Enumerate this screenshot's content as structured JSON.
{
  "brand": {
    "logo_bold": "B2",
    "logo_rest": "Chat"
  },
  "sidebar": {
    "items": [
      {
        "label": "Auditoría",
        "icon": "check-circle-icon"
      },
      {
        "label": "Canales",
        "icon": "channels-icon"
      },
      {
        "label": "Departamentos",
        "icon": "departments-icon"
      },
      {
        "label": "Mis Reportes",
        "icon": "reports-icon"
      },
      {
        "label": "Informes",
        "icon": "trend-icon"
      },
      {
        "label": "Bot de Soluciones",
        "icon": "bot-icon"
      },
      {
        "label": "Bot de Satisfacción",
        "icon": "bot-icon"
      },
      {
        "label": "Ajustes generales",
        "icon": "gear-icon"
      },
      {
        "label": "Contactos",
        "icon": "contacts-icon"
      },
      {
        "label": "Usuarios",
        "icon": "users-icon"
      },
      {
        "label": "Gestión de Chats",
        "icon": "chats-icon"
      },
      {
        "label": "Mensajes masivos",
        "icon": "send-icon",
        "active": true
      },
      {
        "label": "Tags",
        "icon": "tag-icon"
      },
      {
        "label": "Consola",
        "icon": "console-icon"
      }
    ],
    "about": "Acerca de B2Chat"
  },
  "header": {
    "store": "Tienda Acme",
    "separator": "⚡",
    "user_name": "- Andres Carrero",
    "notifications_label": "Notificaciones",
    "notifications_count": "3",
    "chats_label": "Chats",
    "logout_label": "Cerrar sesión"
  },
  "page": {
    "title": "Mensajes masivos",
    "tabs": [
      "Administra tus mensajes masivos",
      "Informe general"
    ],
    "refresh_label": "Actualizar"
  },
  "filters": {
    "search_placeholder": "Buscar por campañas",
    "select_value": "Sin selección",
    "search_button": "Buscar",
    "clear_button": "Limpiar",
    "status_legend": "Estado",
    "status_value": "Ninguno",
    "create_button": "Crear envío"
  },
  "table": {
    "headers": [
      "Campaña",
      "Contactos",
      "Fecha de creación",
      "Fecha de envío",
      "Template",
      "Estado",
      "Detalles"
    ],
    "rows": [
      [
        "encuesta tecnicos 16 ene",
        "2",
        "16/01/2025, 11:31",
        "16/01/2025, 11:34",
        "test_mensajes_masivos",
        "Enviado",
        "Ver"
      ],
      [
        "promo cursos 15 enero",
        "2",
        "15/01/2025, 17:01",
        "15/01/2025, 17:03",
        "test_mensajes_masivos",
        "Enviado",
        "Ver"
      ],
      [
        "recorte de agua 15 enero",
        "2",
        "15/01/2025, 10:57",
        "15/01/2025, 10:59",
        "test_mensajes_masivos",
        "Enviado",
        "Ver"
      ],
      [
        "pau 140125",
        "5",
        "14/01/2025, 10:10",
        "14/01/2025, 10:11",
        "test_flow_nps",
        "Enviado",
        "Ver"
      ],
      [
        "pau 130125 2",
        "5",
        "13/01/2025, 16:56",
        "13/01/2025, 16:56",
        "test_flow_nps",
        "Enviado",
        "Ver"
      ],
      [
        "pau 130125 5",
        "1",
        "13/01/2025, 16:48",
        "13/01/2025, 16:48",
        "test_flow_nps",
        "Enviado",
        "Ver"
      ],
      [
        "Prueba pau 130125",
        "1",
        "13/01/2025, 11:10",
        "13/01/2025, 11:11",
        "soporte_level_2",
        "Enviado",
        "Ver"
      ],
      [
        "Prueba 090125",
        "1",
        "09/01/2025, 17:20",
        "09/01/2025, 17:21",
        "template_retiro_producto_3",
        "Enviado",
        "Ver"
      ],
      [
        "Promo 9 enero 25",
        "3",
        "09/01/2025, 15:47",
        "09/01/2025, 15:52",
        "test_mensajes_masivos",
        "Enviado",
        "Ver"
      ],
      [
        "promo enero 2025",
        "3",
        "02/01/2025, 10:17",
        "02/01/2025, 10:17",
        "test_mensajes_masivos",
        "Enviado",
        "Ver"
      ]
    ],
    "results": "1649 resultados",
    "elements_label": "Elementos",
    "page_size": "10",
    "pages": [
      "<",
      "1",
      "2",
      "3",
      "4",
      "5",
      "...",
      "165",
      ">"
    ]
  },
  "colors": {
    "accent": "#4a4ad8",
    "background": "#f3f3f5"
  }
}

◆ TASK: Repeat the records exactly, including every line.

◆ TASK ANSWER:
Enumerate this screenshot's content as structured JSON.
{
  "brand": {
    "logo_bold": "B2",
    "logo_rest": "Chat"
  },
  "sidebar": {
    "items": [
      {
        "label": "Auditoría",
        "icon": "check-circle-icon"
      },
      {
        "label": "Canales",
        "icon": "channels-icon"
      },
      {
        "label": "Departamentos",
        "icon": "departments-icon"
      },
      {
        "label": "Mis Reportes",
        "icon": "reports-icon"
      },
      {
        "label": "Informes",
        "icon": "trend-icon"
      },
      {
        "label": "Bot de Soluciones",
        "icon": "bot-icon"
      },
      {
        "label": "Bot de Satisfacción",
        "icon": "bot-icon"
      },
      {
        "label": "Ajustes generales",
        "icon": "gear-icon"
      },
      {
        "label": "Contactos",
        "icon": "contacts-icon"
      },
      {
        "label": "Usuarios",
        "icon": "users-icon"
      },
      {
        "label": "Gestión de Chats",
        "icon": "chats-icon"
      },
      {
        "label": "Mensajes masivos",
        "icon": "send-icon",
        "active": true
      },
      {
        "label": "Tags",
        "icon": "tag-icon"
      },
      {
        "label": "Consola",
        "icon": "console-icon"
      }
    ],
    "about": "Acerca de B2Chat"
  },
  "header": {
    "store": "Tienda Acme",
    "separator": "⚡",
    "user_name": "- Andres Carrero",
    "notifications_label": "Notificaciones",
    "notifications_count": "3",
    "chats_label": "Chats",
    "logout_label": "Cerrar sesión"
  },
  "page": {
    "title": "Mensajes masivos",
    "tabs": [
      "Administra tus mensajes masivos",
      "Informe general"
    ],
    "refresh_label": "Actualizar"
  },
  "filters": {
    "search_placeholder": "Buscar por campañas",
    "select_value": "Sin selección",
    "search_button": "Buscar",
    "clear_button": "Limpiar",
    "status_legend": "Estado",
    "status_value": "Ninguno",
    "create_button": "Crear envío"
  },
  "table": {
    "headers": [
      "Campaña",
      "Contactos",
      "Fecha de creación",
      "Fecha de envío",
      "Template",
      "Estado",
      "Detalles"
    ],
    "rows": [
      [
        "encuesta tecnicos 16 ene",
        "2",
        "16/01/2025, 11:31",
        "16/01/2025, 11:34",
        "test_mensajes_masivos",
        "Enviado",
        "Ver"
      ],
      [
        "promo cursos 15 enero",
        "2",
        "15/01/2025, 17:01",
        "15/01/2025, 17:03",
        "test_mensajes_masivos",
        "Enviado",
        "Ver"
      ],
      [
        "recorte de agua 15 enero",
        "2",
        "15/01/2025, 10:57",
        "15/01/2025, 10:59",
        "test_mensajes_masivos",
        "Enviado",
        "Ver"
      ],
      [
        "pau 140125",
        "5",
        "14/01/2025, 10:10",
        "14/01/2025, 10:11",
        "test_flow_nps",
        "Enviado",
        "Ver"
      ],
      [
        "pau 130125 2",
        "5",
        "13/01/2025, 16:56",
        "13/01/2025, 16:56",
        "test_flow_nps",
        "Enviado",
        "Ver"
      ],
      [
        "pau 130125 5",
        "1",
        "13/01/2025, 16:48",
        "13/01/2025, 16:48",
        "test_flow_nps",
        "Enviado",
        "Ver"
      ],
      [
        "Prueba pau 130125",
        "1",
        "13/01/2025, 11:10",
        "13/01/2025, 11:11",
        "soporte_level_2",
        "Enviado",
        "Ver"
      ],
      [
        "Prueba 090125",
        "1",
        "09/01/2025, 17:20",
        "09/01/2025, 17:21",
        "template_retiro_producto_3",
        "Enviado",
        "Ver"
      ],
      [
        "Promo 9 enero 25",
        "3",
        "09/01/2025, 15:47",
        "09/01/2025, 15:52",
        "test_mensajes_masivos",
        "Enviado",
        "Ver"
      ],
      [
        "promo enero 2025",
        "3",
        "02/01/2025, 10:17",
        "02/01/2025, 10:17",
        "test_mensajes_masivos",
        "Enviado",
        "Ver"
      ]
    ],
    "results": "1649 resultados",
    "elements_label": "Elementos",
    "page_size": "10",
    "pages": [
      "<",
      "1",
      "2",
      "3",
      "4",
      "5",
      "...",
      "165",
      ">"
    ]
  },
  "colors": {
    "accent": "#4a4ad8",
    "background": "#f3f3f5"
  }
}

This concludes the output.